• _What is expected_:
State the number of lines in these records that include the word "darah", and add nothing to it.

• _Task input_:
--------

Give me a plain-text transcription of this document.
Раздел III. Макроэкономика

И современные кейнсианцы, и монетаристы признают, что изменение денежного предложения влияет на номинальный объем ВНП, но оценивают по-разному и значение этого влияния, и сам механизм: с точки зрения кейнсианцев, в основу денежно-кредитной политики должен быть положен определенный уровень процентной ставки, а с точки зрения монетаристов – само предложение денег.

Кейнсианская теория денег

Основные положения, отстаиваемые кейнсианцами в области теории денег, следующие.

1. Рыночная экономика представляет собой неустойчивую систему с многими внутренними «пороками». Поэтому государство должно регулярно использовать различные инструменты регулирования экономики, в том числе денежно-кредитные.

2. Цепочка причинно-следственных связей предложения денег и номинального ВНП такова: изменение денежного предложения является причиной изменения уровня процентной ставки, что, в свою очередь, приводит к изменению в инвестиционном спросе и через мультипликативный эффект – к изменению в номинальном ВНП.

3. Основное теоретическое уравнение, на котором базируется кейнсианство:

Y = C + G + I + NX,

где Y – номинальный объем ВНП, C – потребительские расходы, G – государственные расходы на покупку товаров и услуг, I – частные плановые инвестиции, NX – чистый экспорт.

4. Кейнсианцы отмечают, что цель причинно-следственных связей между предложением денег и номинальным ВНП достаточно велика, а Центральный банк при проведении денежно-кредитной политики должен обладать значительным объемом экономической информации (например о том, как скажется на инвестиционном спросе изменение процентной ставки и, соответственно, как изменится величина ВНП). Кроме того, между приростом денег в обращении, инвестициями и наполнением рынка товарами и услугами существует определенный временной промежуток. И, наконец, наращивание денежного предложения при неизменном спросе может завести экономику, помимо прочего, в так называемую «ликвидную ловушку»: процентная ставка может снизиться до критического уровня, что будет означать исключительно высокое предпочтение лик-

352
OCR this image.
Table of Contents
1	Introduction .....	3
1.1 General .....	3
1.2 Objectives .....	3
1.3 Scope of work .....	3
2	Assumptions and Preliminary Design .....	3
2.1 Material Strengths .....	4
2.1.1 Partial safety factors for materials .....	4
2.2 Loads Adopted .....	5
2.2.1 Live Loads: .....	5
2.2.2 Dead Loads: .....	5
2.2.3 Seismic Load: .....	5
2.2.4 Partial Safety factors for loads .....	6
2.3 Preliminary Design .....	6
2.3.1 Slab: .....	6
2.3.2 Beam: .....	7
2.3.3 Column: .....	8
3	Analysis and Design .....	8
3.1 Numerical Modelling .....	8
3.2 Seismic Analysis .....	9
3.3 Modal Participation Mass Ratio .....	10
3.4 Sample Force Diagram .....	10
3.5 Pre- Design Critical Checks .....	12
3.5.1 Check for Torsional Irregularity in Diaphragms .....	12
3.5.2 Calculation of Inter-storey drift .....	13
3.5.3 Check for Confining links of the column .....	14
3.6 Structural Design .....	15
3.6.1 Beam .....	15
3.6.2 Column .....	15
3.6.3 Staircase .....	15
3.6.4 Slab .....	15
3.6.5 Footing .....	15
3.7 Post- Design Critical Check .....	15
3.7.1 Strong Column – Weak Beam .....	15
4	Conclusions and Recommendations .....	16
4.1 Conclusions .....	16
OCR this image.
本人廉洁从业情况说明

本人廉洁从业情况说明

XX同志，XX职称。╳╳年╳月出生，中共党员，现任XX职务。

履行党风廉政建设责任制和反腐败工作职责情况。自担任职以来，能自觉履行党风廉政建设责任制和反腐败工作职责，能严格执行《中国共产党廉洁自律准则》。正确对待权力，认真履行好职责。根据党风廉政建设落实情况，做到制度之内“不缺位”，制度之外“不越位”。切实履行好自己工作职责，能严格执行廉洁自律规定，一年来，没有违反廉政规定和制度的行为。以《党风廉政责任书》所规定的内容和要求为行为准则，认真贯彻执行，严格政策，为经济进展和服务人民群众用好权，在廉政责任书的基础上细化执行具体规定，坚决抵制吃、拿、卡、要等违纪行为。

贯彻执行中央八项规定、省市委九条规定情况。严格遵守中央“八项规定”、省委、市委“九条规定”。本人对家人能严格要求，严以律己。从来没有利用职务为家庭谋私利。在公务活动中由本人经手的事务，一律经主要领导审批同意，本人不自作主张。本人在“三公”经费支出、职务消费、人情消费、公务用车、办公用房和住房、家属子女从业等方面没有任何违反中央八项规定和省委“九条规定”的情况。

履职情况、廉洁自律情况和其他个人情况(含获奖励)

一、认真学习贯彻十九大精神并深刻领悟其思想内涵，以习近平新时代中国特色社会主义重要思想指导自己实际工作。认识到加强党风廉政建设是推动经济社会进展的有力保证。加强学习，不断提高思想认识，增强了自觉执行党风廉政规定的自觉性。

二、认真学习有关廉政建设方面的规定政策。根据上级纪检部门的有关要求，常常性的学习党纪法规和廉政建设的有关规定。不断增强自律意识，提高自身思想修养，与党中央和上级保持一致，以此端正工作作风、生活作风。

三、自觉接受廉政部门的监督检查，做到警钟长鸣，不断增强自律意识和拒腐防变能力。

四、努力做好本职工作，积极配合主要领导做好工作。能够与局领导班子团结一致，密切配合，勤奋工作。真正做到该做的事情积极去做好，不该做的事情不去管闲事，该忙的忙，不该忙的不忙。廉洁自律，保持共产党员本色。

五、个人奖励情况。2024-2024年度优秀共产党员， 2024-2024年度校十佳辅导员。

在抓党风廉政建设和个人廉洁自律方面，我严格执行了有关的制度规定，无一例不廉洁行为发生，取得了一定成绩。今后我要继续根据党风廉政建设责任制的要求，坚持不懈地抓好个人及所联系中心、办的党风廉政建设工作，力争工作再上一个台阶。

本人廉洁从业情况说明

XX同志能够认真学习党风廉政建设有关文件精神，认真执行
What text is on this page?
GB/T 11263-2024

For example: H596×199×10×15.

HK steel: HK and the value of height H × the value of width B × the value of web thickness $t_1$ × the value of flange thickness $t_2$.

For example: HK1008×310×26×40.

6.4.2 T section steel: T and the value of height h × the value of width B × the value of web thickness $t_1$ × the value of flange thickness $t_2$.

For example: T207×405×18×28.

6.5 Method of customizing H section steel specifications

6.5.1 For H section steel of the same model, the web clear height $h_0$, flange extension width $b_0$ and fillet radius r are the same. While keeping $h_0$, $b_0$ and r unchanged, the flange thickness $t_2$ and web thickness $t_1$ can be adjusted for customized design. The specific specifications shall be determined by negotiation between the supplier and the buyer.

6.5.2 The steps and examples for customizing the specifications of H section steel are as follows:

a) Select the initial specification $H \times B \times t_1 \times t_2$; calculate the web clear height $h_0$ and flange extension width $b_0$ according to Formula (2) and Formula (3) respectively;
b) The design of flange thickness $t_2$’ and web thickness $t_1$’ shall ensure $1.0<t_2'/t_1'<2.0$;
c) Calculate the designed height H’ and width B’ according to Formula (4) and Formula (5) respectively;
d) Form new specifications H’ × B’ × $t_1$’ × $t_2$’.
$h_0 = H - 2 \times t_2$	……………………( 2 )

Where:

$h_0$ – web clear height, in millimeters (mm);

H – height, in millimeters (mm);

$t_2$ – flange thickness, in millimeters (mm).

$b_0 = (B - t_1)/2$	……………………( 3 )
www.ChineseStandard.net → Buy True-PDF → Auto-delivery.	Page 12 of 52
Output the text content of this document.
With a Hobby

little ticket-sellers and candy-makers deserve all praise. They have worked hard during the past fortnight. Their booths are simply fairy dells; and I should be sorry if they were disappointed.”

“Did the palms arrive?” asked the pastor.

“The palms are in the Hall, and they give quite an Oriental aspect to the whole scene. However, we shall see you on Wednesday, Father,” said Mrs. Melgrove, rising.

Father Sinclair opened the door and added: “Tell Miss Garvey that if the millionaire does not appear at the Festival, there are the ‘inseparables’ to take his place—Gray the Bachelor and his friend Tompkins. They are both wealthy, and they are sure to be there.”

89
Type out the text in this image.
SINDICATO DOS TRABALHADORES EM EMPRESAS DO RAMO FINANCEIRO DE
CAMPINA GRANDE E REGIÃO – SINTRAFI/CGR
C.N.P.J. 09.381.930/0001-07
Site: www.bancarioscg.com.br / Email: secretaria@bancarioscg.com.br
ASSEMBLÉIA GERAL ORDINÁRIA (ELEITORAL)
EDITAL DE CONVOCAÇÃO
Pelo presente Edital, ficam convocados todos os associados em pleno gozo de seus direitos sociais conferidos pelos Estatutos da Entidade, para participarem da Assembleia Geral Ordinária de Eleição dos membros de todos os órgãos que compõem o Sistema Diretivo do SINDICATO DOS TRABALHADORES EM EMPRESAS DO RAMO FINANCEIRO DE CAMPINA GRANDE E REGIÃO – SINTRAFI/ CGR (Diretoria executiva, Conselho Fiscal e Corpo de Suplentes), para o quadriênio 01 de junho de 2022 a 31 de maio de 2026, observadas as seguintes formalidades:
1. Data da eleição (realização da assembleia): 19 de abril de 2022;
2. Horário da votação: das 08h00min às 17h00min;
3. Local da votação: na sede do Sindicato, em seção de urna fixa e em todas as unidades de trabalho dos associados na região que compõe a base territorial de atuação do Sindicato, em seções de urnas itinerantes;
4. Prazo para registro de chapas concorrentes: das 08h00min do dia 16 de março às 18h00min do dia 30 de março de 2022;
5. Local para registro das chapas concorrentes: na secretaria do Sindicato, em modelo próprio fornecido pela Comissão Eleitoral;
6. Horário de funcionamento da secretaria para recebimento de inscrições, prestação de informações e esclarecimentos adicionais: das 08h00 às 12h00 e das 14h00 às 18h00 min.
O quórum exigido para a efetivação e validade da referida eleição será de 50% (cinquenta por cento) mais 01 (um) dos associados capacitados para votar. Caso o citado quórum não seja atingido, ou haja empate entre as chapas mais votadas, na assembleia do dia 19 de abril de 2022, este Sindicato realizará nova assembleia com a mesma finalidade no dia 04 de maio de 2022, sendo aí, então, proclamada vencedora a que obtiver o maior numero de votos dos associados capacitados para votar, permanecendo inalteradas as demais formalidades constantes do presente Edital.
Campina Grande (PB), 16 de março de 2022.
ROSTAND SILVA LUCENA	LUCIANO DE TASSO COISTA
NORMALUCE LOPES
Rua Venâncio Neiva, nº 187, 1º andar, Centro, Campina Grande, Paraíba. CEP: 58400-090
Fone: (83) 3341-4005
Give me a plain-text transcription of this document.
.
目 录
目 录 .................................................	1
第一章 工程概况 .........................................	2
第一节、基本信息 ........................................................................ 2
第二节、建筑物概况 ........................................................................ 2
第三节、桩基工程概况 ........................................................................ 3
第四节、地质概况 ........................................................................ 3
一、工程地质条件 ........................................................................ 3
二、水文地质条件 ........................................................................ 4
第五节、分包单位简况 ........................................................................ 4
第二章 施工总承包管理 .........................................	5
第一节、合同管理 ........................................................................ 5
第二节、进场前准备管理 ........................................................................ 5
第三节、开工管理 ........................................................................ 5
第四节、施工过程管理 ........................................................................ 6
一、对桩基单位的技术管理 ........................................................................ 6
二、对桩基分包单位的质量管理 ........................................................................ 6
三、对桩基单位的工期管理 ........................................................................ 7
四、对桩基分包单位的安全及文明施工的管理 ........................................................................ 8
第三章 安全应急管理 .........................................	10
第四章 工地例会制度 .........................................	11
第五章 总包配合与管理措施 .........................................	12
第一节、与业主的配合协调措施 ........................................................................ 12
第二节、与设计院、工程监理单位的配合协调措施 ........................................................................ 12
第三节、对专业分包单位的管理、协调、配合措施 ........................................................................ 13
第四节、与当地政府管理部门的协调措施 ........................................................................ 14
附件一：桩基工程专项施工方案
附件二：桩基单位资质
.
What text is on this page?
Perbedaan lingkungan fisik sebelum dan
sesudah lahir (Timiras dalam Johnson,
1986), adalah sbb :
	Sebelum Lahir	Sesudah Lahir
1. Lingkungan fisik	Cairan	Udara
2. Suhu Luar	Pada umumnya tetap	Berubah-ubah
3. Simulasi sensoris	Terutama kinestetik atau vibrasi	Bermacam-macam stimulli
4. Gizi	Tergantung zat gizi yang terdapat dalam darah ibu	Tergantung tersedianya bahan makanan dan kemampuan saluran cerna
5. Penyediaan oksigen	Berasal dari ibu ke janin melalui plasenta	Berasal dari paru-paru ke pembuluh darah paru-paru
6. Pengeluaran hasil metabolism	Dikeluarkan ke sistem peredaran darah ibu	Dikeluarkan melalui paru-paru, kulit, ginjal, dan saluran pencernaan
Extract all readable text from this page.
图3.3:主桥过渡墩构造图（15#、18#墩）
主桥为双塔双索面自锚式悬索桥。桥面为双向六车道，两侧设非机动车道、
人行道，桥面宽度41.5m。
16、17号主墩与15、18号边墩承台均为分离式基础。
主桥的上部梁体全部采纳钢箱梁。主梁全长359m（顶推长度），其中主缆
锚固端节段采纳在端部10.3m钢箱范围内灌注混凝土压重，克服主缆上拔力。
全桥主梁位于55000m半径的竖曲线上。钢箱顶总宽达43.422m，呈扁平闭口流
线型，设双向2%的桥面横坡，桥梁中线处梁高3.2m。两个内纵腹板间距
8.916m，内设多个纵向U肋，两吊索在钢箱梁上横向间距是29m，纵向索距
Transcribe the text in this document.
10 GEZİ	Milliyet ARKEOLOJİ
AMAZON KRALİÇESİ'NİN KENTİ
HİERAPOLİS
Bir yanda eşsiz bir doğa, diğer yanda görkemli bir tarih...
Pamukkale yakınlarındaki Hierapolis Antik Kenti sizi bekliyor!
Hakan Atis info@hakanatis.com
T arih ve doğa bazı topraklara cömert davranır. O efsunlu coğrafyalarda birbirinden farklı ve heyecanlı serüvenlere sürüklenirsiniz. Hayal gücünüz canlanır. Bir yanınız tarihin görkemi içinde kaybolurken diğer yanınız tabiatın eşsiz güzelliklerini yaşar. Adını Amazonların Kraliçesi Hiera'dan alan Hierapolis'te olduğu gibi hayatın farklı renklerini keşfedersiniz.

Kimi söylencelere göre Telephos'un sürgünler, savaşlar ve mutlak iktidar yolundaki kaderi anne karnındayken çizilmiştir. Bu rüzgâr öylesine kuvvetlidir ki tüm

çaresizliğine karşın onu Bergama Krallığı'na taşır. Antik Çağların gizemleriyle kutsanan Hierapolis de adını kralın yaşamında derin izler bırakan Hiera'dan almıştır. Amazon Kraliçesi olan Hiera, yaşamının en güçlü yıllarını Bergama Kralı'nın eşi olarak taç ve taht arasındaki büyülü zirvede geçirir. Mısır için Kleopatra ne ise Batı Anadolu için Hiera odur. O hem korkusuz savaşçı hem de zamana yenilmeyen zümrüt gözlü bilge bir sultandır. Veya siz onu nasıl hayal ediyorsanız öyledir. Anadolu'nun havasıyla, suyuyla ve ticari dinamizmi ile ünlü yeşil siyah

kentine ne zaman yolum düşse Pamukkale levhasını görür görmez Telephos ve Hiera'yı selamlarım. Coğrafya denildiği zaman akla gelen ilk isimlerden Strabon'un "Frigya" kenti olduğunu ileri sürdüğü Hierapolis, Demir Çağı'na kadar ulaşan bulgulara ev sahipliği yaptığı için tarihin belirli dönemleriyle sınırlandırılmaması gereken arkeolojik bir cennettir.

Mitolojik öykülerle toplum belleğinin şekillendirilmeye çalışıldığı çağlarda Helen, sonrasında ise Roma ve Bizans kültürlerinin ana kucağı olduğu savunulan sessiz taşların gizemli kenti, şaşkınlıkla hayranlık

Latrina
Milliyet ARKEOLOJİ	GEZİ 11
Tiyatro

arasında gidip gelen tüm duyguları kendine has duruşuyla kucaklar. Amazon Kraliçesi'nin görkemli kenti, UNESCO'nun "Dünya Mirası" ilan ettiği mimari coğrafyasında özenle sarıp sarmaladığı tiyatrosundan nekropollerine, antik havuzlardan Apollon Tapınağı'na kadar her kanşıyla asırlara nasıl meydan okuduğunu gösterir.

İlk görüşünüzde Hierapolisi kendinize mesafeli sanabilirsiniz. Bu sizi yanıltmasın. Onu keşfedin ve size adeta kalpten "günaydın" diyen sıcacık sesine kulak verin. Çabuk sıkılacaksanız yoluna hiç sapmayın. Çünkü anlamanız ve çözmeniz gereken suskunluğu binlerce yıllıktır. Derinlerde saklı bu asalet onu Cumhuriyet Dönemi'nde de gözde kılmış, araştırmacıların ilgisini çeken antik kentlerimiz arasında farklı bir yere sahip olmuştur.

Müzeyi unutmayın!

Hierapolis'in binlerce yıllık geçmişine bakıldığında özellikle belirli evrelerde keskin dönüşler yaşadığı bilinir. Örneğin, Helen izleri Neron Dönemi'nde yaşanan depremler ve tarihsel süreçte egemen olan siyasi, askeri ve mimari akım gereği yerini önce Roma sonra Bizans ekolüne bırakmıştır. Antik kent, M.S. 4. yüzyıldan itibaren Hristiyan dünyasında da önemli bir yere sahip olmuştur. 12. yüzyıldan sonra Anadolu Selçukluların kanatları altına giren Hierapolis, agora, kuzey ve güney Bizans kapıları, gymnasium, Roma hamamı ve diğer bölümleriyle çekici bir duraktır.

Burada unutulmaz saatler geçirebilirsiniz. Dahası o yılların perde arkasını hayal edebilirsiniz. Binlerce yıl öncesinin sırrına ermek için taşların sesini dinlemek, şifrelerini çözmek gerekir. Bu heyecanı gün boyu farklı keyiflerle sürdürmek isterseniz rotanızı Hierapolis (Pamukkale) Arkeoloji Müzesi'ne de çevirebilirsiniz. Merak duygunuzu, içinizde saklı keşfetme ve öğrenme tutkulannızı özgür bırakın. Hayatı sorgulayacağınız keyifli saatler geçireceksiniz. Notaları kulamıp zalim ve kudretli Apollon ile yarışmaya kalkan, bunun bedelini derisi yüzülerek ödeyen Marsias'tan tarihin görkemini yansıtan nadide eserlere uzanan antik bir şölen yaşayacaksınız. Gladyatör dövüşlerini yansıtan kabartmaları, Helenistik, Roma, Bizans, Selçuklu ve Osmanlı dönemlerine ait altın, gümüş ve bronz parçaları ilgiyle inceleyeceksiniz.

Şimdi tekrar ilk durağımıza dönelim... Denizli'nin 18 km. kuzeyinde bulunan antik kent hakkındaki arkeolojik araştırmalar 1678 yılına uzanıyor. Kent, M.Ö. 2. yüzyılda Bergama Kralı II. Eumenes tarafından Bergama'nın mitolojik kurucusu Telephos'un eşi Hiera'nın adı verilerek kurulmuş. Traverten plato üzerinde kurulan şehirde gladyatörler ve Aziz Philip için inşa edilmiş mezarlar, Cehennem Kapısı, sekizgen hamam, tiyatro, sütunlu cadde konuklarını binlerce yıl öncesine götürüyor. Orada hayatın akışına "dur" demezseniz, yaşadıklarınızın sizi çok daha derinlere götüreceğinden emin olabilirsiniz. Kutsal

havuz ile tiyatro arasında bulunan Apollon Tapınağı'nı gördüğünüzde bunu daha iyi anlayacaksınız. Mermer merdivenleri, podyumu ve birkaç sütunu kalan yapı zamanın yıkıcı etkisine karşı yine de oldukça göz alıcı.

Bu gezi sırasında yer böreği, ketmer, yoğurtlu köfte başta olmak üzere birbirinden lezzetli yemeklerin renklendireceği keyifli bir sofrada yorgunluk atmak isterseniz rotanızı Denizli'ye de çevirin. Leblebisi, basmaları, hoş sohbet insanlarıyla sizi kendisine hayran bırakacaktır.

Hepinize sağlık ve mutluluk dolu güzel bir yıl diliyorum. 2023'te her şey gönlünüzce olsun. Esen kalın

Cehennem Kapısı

--------

• _Solution below_:
3